▸ **Required task**
Gather up the lines with the word "Temperature" in them.

++++++++

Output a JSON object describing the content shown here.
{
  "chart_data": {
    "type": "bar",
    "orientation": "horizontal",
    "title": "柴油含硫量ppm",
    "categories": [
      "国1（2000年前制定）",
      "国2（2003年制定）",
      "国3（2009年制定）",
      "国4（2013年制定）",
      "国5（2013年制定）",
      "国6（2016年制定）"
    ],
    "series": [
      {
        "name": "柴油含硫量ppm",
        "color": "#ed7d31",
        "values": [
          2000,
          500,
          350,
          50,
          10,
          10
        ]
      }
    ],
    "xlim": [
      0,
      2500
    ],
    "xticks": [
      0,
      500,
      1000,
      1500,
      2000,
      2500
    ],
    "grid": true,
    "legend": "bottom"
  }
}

++++++++

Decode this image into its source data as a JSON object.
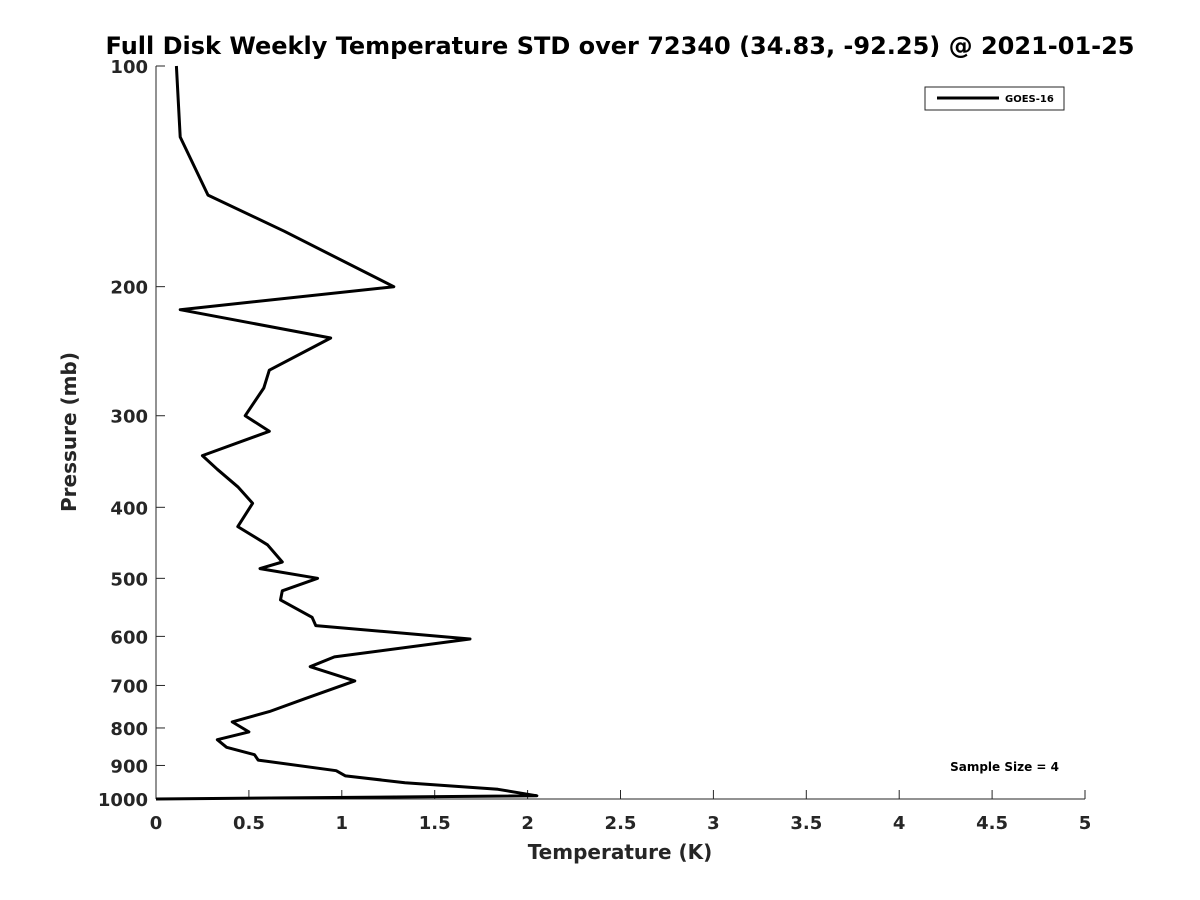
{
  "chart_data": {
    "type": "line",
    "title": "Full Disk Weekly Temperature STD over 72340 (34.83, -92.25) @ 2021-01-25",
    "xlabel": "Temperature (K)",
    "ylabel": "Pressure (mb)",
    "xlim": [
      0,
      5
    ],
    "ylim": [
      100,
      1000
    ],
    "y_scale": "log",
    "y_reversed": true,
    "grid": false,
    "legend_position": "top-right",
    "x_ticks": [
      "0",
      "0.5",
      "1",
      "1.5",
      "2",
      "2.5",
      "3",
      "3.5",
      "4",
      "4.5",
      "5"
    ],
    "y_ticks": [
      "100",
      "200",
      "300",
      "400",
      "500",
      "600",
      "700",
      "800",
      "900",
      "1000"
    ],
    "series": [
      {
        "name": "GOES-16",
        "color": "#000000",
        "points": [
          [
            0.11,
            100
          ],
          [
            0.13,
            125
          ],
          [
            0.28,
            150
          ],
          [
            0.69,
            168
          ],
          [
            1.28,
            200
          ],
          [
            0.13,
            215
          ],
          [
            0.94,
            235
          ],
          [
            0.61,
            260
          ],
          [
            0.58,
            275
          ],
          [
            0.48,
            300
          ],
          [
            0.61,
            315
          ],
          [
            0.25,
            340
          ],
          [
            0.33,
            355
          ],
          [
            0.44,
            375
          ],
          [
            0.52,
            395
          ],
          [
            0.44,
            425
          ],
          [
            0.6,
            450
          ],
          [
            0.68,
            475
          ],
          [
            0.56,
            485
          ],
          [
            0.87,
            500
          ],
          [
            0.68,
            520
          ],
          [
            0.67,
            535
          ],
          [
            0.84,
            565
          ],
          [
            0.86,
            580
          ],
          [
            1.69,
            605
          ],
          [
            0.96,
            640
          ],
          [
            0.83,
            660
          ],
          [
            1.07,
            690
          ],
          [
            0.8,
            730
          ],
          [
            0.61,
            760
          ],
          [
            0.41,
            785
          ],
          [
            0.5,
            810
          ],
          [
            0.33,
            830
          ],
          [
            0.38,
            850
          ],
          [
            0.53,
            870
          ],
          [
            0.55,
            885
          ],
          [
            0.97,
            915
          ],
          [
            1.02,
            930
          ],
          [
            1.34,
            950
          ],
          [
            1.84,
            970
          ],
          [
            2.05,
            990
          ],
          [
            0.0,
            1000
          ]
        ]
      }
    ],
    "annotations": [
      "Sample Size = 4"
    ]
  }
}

++++++++

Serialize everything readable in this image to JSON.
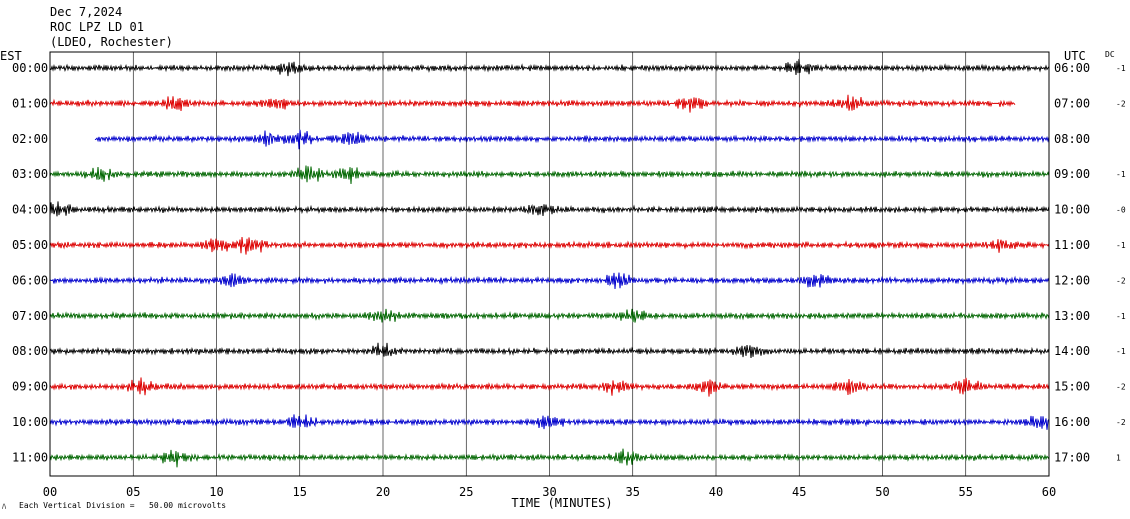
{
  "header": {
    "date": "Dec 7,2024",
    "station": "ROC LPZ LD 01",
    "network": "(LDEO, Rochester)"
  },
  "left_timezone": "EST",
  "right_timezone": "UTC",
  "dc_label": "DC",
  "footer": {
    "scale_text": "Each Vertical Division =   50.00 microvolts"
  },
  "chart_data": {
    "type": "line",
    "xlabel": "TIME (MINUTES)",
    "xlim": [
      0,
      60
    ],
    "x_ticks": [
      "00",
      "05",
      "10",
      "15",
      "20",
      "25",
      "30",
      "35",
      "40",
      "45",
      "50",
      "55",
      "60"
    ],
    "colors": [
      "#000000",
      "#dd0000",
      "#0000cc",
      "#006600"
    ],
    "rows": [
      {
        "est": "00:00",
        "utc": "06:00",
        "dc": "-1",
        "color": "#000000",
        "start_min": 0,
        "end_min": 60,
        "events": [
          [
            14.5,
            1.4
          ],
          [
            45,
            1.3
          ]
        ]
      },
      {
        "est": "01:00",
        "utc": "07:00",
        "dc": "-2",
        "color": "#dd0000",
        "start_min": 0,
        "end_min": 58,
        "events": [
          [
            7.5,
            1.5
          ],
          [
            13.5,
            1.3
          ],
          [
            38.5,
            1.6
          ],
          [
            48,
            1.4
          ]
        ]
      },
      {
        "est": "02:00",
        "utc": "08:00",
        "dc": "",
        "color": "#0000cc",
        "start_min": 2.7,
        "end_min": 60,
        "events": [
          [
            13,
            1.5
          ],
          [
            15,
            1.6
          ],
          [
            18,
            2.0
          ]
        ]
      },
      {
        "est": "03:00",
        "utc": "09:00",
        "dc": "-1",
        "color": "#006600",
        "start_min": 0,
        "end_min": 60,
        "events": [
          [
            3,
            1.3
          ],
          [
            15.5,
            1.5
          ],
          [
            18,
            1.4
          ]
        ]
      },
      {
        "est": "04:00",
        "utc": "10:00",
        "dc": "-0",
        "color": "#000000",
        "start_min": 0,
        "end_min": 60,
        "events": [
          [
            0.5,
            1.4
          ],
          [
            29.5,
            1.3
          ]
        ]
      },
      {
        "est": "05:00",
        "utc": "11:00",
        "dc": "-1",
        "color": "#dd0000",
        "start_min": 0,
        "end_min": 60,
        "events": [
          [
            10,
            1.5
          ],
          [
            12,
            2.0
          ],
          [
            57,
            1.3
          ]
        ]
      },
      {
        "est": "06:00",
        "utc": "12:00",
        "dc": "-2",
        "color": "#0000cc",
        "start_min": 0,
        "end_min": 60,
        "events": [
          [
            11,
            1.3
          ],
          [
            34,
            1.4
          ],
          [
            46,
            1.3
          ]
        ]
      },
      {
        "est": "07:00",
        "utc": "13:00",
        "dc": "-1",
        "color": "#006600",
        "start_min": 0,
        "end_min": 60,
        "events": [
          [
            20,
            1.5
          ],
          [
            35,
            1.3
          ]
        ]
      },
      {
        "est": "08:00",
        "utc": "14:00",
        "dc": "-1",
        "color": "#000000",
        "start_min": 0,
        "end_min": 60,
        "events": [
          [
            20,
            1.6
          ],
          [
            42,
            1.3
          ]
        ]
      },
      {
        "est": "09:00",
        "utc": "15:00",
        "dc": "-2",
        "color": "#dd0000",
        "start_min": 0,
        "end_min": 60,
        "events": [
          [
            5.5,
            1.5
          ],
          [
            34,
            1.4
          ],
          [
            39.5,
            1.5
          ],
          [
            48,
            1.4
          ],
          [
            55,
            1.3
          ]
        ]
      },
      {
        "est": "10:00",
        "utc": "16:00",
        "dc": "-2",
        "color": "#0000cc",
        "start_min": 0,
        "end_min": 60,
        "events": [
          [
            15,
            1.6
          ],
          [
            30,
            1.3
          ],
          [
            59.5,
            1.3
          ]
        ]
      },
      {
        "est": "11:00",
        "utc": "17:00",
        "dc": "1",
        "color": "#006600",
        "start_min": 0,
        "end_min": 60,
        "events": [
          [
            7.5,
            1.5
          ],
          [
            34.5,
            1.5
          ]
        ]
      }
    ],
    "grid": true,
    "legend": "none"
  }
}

++++++++

▸ **Finished exercise**
    "title": "Full Disk Weekly Temperature STD over 72340 (34.83, -92.25) @ 2021-01-25",
    "xlabel": "Temperature (K)",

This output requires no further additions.